> **WHAT YOU NEED TO DO**
Return all lines in the material below that contain "Create".

> **GIVEN DATA**
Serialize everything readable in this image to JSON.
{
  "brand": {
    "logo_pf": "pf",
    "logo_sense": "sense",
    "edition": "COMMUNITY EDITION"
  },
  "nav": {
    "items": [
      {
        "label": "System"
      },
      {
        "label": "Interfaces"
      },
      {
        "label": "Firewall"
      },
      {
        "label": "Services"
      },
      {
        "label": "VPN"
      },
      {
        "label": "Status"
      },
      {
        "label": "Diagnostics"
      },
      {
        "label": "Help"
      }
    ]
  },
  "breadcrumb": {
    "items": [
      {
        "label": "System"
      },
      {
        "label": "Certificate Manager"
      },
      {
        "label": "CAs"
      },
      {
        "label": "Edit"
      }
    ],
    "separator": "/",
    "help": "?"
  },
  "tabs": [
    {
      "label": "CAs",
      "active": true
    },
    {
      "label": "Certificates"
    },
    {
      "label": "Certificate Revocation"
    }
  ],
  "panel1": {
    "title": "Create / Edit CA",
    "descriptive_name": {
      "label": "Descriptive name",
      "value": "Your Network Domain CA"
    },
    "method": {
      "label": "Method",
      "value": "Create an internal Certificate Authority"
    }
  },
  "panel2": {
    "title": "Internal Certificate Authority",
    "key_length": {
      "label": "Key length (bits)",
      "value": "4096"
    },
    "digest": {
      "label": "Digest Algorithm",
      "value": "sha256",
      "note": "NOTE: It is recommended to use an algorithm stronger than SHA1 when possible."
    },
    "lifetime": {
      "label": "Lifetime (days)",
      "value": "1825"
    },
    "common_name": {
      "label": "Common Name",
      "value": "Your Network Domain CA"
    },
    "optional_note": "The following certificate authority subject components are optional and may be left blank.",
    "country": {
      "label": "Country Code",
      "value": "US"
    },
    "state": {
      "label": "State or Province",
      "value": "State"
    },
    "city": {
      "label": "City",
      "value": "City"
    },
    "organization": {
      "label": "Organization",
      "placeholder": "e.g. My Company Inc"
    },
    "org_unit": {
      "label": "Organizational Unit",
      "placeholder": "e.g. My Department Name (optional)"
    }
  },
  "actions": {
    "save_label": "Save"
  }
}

> **ANSWER TO THE EXERCISE**
    "title": "Create / Edit CA",
      "value": "Create an internal Certificate Authority"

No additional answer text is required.